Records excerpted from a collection
-- Start --

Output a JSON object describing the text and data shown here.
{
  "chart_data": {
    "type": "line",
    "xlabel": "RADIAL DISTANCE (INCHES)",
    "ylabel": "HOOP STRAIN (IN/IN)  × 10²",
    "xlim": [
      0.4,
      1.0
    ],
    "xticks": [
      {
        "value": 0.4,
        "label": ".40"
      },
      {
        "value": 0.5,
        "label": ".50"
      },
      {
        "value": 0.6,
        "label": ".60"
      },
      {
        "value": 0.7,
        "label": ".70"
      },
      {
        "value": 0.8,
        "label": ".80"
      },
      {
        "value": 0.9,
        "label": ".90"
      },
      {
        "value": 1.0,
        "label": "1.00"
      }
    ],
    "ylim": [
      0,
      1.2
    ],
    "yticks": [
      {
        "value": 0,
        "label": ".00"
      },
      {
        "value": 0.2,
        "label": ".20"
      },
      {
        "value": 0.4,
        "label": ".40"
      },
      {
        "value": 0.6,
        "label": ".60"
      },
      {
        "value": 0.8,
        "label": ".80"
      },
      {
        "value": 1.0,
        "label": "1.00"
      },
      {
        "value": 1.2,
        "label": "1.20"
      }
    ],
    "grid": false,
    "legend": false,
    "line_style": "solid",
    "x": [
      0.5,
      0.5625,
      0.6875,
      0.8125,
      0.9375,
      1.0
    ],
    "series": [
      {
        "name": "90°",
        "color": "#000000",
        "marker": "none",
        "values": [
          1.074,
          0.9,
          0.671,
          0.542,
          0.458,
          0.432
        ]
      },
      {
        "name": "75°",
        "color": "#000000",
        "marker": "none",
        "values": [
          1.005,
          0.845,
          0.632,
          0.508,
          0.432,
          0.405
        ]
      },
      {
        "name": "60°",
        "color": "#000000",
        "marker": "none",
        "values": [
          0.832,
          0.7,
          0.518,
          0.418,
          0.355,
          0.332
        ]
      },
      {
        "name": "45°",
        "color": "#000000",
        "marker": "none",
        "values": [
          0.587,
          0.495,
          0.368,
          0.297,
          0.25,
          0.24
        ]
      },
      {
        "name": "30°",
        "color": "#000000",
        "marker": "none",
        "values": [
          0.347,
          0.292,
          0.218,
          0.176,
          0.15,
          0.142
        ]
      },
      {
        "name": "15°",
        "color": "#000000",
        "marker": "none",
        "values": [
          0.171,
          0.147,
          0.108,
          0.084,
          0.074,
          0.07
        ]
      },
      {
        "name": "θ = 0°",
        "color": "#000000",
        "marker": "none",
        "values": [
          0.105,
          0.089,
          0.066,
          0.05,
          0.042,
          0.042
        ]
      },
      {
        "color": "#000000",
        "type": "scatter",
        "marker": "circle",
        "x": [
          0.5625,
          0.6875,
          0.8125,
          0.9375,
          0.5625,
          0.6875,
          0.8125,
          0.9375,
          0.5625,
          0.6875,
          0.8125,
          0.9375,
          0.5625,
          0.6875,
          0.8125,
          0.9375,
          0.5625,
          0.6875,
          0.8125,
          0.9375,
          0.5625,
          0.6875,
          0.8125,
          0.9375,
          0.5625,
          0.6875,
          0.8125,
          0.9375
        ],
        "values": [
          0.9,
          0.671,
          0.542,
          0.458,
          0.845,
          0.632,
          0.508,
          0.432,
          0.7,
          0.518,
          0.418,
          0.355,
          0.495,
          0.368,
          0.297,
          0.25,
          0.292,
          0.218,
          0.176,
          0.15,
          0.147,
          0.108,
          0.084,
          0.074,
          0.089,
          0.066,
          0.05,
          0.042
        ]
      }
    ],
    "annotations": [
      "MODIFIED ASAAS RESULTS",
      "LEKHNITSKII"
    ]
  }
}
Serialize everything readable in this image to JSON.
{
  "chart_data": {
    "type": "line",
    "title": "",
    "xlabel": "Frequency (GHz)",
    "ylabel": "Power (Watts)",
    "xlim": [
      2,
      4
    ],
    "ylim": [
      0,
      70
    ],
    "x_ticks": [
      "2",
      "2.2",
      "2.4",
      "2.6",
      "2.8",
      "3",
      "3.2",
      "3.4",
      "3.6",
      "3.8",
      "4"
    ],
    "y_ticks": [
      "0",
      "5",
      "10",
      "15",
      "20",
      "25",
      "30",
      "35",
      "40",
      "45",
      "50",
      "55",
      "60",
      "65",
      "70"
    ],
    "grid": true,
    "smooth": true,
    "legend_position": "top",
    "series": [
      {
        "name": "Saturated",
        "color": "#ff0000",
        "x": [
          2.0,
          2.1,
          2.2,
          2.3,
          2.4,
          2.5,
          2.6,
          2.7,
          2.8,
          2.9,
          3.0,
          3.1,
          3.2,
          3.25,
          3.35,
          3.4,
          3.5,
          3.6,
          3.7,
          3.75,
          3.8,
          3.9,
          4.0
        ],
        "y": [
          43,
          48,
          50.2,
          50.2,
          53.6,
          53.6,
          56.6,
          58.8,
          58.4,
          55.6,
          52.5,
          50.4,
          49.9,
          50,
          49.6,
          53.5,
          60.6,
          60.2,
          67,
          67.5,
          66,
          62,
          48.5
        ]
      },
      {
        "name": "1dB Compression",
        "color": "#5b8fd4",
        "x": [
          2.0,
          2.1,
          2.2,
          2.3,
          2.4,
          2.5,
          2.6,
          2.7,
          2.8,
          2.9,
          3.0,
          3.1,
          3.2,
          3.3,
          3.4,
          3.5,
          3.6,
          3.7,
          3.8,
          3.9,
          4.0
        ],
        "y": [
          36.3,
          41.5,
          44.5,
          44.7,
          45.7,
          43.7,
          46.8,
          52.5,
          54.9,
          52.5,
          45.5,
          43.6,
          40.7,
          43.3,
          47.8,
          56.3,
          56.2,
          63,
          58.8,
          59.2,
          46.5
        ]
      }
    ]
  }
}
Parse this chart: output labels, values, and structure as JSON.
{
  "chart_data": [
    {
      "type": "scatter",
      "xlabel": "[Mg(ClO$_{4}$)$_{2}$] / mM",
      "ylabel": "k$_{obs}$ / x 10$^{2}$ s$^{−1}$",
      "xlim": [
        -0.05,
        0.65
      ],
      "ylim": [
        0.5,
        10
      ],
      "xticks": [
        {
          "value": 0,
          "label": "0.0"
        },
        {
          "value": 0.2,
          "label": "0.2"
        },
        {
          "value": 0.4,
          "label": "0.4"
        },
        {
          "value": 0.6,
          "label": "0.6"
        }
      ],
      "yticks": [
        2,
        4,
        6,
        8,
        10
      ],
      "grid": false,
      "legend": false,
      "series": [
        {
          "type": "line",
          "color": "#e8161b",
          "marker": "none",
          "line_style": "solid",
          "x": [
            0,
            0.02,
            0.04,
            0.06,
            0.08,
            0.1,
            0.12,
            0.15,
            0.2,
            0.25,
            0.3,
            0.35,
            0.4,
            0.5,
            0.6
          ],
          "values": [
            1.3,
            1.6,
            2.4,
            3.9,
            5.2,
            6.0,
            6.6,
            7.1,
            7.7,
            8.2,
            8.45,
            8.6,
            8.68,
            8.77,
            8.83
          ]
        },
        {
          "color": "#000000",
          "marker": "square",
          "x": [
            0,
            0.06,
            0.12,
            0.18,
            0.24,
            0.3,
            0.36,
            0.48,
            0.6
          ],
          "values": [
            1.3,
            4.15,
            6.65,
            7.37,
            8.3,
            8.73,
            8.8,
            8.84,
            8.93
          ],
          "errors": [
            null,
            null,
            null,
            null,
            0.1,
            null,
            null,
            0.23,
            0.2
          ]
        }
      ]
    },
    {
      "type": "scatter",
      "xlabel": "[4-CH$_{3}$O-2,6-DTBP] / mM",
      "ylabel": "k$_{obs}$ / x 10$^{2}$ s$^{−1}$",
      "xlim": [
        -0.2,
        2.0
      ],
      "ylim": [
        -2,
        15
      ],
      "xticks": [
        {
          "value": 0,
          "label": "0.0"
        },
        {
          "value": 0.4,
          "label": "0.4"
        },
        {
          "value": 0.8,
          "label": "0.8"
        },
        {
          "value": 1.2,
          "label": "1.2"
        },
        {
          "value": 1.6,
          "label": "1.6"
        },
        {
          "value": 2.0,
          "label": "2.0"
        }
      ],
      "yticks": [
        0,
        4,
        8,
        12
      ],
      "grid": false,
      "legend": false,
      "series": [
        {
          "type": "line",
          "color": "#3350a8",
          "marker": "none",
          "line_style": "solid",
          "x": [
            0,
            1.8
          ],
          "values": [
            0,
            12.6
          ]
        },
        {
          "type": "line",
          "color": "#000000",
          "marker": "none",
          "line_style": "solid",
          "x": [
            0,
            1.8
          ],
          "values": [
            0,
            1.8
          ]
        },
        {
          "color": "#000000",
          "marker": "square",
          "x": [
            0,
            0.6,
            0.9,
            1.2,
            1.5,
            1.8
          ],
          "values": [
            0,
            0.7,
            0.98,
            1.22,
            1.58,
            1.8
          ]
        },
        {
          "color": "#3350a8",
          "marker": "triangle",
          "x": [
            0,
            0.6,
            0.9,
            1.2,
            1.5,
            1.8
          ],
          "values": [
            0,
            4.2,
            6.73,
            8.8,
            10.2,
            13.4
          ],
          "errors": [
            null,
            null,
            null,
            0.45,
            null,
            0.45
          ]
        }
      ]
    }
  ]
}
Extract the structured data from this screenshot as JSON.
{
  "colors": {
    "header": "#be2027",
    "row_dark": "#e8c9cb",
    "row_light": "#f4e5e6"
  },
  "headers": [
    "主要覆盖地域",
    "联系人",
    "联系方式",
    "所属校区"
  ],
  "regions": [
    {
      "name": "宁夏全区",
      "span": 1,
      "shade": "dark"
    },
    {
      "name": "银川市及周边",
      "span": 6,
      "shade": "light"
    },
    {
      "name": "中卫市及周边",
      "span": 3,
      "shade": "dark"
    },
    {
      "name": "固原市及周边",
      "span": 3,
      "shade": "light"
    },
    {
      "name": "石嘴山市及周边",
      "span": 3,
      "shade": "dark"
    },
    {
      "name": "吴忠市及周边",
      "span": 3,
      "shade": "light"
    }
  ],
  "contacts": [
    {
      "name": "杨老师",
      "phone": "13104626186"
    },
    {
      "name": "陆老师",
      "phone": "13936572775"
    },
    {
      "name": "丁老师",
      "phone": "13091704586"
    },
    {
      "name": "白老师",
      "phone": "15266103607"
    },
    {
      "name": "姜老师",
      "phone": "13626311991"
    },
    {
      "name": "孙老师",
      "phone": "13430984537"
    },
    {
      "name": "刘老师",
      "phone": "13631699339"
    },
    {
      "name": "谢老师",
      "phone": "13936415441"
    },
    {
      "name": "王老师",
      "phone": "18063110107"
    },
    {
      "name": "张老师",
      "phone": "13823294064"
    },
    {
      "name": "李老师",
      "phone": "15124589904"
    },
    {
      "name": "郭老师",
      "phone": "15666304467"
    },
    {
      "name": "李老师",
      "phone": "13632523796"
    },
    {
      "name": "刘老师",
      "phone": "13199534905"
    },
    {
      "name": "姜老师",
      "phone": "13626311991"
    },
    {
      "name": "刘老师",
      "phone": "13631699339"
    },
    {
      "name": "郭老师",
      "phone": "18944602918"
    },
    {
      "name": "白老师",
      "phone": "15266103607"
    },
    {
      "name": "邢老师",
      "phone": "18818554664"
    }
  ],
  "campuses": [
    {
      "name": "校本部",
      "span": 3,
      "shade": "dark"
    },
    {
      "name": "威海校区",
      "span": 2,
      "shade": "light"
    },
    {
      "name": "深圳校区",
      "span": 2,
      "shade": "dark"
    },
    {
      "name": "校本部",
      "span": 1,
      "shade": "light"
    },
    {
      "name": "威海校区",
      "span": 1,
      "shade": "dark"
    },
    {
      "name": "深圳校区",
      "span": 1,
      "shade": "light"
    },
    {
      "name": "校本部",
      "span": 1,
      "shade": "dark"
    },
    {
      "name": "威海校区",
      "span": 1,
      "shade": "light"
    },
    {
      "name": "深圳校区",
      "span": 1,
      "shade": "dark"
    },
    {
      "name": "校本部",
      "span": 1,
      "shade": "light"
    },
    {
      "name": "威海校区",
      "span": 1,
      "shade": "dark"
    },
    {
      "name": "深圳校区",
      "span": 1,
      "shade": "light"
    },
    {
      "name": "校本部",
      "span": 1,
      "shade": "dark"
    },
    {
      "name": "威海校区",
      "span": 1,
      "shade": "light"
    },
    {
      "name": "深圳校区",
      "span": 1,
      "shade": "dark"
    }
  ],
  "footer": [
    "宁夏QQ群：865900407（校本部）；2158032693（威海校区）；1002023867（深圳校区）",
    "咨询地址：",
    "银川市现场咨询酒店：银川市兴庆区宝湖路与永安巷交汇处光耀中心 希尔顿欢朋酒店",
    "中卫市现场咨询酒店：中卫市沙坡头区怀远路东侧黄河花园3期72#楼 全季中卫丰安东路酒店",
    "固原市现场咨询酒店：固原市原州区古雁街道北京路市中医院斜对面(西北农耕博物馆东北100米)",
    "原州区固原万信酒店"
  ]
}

-- End --

OBJECTIVE - Pull out each line holding the string "ylabel".

FULL RESPONSE -
    "ylabel": "HOOP STRAIN (IN/IN)  × 10²",
    "ylabel": "Power (Watts)",
      "ylabel": "k$_{obs}$ / x 10$^{2}$ s$^{−1}$",
      "ylabel": "k$_{obs}$ / x 10$^{2}$ s$^{−1}$",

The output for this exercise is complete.